## START Exercise materials

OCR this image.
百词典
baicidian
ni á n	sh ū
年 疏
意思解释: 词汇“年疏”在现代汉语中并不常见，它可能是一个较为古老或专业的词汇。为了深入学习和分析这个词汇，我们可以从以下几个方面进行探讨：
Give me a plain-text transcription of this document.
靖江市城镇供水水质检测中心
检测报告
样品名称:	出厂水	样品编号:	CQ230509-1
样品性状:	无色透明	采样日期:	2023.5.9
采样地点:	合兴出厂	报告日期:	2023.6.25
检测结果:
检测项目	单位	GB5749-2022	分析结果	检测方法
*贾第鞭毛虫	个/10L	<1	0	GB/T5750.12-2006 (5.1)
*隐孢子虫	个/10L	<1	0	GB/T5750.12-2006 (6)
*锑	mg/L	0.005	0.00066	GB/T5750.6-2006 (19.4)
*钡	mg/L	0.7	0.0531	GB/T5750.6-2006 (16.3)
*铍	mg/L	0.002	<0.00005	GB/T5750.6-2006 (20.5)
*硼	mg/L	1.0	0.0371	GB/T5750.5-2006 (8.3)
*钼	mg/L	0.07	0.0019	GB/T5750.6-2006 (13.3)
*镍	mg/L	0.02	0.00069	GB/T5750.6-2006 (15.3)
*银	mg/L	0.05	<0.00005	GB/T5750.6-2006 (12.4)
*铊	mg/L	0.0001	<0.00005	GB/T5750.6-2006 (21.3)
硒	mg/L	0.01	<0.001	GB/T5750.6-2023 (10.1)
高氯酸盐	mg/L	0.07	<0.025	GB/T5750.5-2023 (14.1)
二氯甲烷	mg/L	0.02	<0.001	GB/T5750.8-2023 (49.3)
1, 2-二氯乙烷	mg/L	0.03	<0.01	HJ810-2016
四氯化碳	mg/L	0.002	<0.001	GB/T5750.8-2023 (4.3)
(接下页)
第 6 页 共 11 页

## END Exercise materials

### Goal
Repeat the whole listing exactly, keeping every line intact.

### Task result
OCR this image.
百词典
baicidian
ni á n	sh ū
年 疏
意思解释: 词汇“年疏”在现代汉语中并不常见，它可能是一个较为古老或专业的词汇。为了深入学习和分析这个词汇，我们可以从以下几个方面进行探讨：
Give me a plain-text transcription of this document.
靖江市城镇供水水质检测中心
检测报告
样品名称:	出厂水	样品编号:	CQ230509-1
样品性状:	无色透明	采样日期:	2023.5.9
采样地点:	合兴出厂	报告日期:	2023.6.25
检测结果:
检测项目	单位	GB5749-2022	分析结果	检测方法
*贾第鞭毛虫	个/10L	<1	0	GB/T5750.12-2006 (5.1)
*隐孢子虫	个/10L	<1	0	GB/T5750.12-2006 (6)
*锑	mg/L	0.005	0.00066	GB/T5750.6-2006 (19.4)
*钡	mg/L	0.7	0.0531	GB/T5750.6-2006 (16.3)
*铍	mg/L	0.002	<0.00005	GB/T5750.6-2006 (20.5)
*硼	mg/L	1.0	0.0371	GB/T5750.5-2006 (8.3)
*钼	mg/L	0.07	0.0019	GB/T5750.6-2006 (13.3)
*镍	mg/L	0.02	0.00069	GB/T5750.6-2006 (15.3)
*银	mg/L	0.05	<0.00005	GB/T5750.6-2006 (12.4)
*铊	mg/L	0.0001	<0.00005	GB/T5750.6-2006 (21.3)
硒	mg/L	0.01	<0.001	GB/T5750.6-2023 (10.1)
高氯酸盐	mg/L	0.07	<0.025	GB/T5750.5-2023 (14.1)
二氯甲烷	mg/L	0.02	<0.001	GB/T5750.8-2023 (49.3)
1, 2-二氯乙烷	mg/L	0.03	<0.01	HJ810-2016
四氯化碳	mg/L	0.002	<0.001	GB/T5750.8-2023 (4.3)
(接下页)
第 6 页 共 11 页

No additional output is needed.